** Data entries **
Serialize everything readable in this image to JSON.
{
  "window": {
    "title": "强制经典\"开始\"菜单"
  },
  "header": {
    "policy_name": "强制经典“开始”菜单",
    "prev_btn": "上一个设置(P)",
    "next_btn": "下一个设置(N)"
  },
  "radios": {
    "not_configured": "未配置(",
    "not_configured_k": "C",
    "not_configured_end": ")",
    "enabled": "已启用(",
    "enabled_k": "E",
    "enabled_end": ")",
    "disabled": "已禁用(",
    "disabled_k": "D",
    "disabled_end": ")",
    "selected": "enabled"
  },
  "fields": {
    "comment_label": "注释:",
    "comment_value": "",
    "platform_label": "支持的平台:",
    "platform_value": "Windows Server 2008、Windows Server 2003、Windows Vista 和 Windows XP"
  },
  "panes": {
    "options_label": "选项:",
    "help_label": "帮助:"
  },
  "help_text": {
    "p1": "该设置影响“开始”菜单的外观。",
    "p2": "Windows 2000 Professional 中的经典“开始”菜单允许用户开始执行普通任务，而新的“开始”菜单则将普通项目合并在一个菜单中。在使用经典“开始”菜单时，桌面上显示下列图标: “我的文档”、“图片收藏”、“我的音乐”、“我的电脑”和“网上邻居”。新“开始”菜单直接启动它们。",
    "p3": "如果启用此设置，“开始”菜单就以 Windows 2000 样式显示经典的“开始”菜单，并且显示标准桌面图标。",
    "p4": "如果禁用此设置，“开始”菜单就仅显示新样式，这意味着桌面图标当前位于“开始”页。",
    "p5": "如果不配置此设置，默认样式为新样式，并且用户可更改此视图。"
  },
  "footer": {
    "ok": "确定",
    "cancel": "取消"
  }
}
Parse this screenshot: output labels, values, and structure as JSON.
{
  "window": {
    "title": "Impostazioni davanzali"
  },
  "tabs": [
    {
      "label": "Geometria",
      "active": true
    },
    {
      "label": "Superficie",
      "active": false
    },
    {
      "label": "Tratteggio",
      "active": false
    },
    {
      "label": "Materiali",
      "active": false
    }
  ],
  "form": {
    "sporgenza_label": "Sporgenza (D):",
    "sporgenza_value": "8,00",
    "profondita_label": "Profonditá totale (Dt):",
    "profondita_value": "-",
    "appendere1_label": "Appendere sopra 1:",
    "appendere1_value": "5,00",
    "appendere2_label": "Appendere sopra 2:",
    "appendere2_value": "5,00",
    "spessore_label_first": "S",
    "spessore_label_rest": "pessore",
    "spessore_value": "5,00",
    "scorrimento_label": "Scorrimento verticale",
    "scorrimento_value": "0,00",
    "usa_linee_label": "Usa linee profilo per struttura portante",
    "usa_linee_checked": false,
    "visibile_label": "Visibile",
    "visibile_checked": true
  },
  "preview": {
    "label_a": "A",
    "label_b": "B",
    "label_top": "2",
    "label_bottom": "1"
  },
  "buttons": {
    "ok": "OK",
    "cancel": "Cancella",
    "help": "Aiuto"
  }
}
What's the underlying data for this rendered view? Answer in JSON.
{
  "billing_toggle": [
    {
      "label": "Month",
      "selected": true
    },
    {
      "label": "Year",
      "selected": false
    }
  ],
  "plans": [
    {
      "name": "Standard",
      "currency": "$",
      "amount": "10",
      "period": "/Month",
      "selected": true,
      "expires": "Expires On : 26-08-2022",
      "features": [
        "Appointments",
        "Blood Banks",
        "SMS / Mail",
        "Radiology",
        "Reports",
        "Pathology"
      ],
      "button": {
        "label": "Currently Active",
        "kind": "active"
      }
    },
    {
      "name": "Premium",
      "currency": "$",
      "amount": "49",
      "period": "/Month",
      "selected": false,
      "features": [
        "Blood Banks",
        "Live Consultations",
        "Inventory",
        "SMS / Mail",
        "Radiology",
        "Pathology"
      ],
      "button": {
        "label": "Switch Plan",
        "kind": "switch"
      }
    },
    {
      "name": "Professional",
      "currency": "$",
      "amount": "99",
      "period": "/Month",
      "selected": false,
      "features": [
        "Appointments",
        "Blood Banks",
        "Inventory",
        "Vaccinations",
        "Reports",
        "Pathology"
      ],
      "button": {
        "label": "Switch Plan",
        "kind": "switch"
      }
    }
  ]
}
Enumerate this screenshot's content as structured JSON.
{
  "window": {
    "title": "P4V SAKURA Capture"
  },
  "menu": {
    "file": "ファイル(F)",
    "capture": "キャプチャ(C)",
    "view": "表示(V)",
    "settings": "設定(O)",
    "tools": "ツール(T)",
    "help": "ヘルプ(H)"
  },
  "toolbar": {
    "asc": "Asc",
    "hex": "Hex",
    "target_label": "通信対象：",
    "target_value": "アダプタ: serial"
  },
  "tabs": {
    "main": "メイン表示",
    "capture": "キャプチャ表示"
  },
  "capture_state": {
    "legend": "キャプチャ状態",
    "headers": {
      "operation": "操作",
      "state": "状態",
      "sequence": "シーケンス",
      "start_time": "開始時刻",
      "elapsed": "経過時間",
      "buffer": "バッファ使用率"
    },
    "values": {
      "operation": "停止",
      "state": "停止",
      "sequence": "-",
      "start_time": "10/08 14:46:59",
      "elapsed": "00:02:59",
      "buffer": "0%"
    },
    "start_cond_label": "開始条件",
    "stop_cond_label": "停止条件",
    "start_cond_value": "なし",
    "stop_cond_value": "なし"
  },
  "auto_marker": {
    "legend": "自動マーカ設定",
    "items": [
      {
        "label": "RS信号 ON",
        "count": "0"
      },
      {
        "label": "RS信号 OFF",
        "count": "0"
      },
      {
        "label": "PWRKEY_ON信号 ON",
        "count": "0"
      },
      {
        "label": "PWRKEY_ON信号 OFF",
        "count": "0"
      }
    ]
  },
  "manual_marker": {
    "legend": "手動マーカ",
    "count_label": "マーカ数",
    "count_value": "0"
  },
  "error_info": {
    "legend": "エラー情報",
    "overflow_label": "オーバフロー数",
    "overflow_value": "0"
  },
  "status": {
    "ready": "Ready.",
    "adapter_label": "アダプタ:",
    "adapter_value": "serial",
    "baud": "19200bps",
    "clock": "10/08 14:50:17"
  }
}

** Exercise aim **
Copy out each record, keeping every word as it is.

** Exercise output **
Serialize everything readable in this image to JSON.
{
  "window": {
    "title": "强制经典\"开始\"菜单"
  },
  "header": {
    "policy_name": "强制经典“开始”菜单",
    "prev_btn": "上一个设置(P)",
    "next_btn": "下一个设置(N)"
  },
  "radios": {
    "not_configured": "未配置(",
    "not_configured_k": "C",
    "not_configured_end": ")",
    "enabled": "已启用(",
    "enabled_k": "E",
    "enabled_end": ")",
    "disabled": "已禁用(",
    "disabled_k": "D",
    "disabled_end": ")",
    "selected": "enabled"
  },
  "fields": {
    "comment_label": "注释:",
    "comment_value": "",
    "platform_label": "支持的平台:",
    "platform_value": "Windows Server 2008、Windows Server 2003、Windows Vista 和 Windows XP"
  },
  "panes": {
    "options_label": "选项:",
    "help_label": "帮助:"
  },
  "help_text": {
    "p1": "该设置影响“开始”菜单的外观。",
    "p2": "Windows 2000 Professional 中的经典“开始”菜单允许用户开始执行普通任务，而新的“开始”菜单则将普通项目合并在一个菜单中。在使用经典“开始”菜单时，桌面上显示下列图标: “我的文档”、“图片收藏”、“我的音乐”、“我的电脑”和“网上邻居”。新“开始”菜单直接启动它们。",
    "p3": "如果启用此设置，“开始”菜单就以 Windows 2000 样式显示经典的“开始”菜单，并且显示标准桌面图标。",
    "p4": "如果禁用此设置，“开始”菜单就仅显示新样式，这意味着桌面图标当前位于“开始”页。",
    "p5": "如果不配置此设置，默认样式为新样式，并且用户可更改此视图。"
  },
  "footer": {
    "ok": "确定",
    "cancel": "取消"
  }
}
Parse this screenshot: output labels, values, and structure as JSON.
{
  "window": {
    "title": "Impostazioni davanzali"
  },
  "tabs": [
    {
      "label": "Geometria",
      "active": true
    },
    {
      "label": "Superficie",
      "active": false
    },
    {
      "label": "Tratteggio",
      "active": false
    },
    {
      "label": "Materiali",
      "active": false
    }
  ],
  "form": {
    "sporgenza_label": "Sporgenza (D):",
    "sporgenza_value": "8,00",
    "profondita_label": "Profonditá totale (Dt):",
    "profondita_value": "-",
    "appendere1_label": "Appendere sopra 1:",
    "appendere1_value": "5,00",
    "appendere2_label": "Appendere sopra 2:",
    "appendere2_value": "5,00",
    "spessore_label_first": "S",
    "spessore_label_rest": "pessore",
    "spessore_value": "5,00",
    "scorrimento_label": "Scorrimento verticale",
    "scorrimento_value": "0,00",
    "usa_linee_label": "Usa linee profilo per struttura portante",
    "usa_linee_checked": false,
    "visibile_label": "Visibile",
    "visibile_checked": true
  },
  "preview": {
    "label_a": "A",
    "label_b": "B",
    "label_top": "2",
    "label_bottom": "1"
  },
  "buttons": {
    "ok": "OK",
    "cancel": "Cancella",
    "help": "Aiuto"
  }
}
What's the underlying data for this rendered view? Answer in JSON.
{
  "billing_toggle": [
    {
      "label": "Month",
      "selected": true
    },
    {
      "label": "Year",
      "selected": false
    }
  ],
  "plans": [
    {
      "name": "Standard",
      "currency": "$",
      "amount": "10",
      "period": "/Month",
      "selected": true,
      "expires": "Expires On : 26-08-2022",
      "features": [
        "Appointments",
        "Blood Banks",
        "SMS / Mail",
        "Radiology",
        "Reports",
        "Pathology"
      ],
      "button": {
        "label": "Currently Active",
        "kind": "active"
      }
    },
    {
      "name": "Premium",
      "currency": "$",
      "amount": "49",
      "period": "/Month",
      "selected": false,
      "features": [
        "Blood Banks",
        "Live Consultations",
        "Inventory",
        "SMS / Mail",
        "Radiology",
        "Pathology"
      ],
      "button": {
        "label": "Switch Plan",
        "kind": "switch"
      }
    },
    {
      "name": "Professional",
      "currency": "$",
      "amount": "99",
      "period": "/Month",
      "selected": false,
      "features": [
        "Appointments",
        "Blood Banks",
        "Inventory",
        "Vaccinations",
        "Reports",
        "Pathology"
      ],
      "button": {
        "label": "Switch Plan",
        "kind": "switch"
      }
    }
  ]
}
Enumerate this screenshot's content as structured JSON.
{
  "window": {
    "title": "P4V SAKURA Capture"
  },
  "menu": {
    "file": "ファイル(F)",
    "capture": "キャプチャ(C)",
    "view": "表示(V)",
    "settings": "設定(O)",
    "tools": "ツール(T)",
    "help": "ヘルプ(H)"
  },
  "toolbar": {
    "asc": "Asc",
    "hex": "Hex",
    "target_label": "通信対象：",
    "target_value": "アダプタ: serial"
  },
  "tabs": {
    "main": "メイン表示",
    "capture": "キャプチャ表示"
  },
  "capture_state": {
    "legend": "キャプチャ状態",
    "headers": {
      "operation": "操作",
      "state": "状態",
      "sequence": "シーケンス",
      "start_time": "開始時刻",
      "elapsed": "経過時間",
      "buffer": "バッファ使用率"
    },
    "values": {
      "operation": "停止",
      "state": "停止",
      "sequence": "-",
      "start_time": "10/08 14:46:59",
      "elapsed": "00:02:59",
      "buffer": "0%"
    },
    "start_cond_label": "開始条件",
    "stop_cond_label": "停止条件",
    "start_cond_value": "なし",
    "stop_cond_value": "なし"
  },
  "auto_marker": {
    "legend": "自動マーカ設定",
    "items": [
      {
        "label": "RS信号 ON",
        "count": "0"
      },
      {
        "label": "RS信号 OFF",
        "count": "0"
      },
      {
        "label": "PWRKEY_ON信号 ON",
        "count": "0"
      },
      {
        "label": "PWRKEY_ON信号 OFF",
        "count": "0"
      }
    ]
  },
  "manual_marker": {
    "legend": "手動マーカ",
    "count_label": "マーカ数",
    "count_value": "0"
  },
  "error_info": {
    "legend": "エラー情報",
    "overflow_label": "オーバフロー数",
    "overflow_value": "0"
  },
  "status": {
    "ready": "Ready.",
    "adapter_label": "アダプタ:",
    "adapter_value": "serial",
    "baud": "19200bps",
    "clock": "10/08 14:50:17"
  }
}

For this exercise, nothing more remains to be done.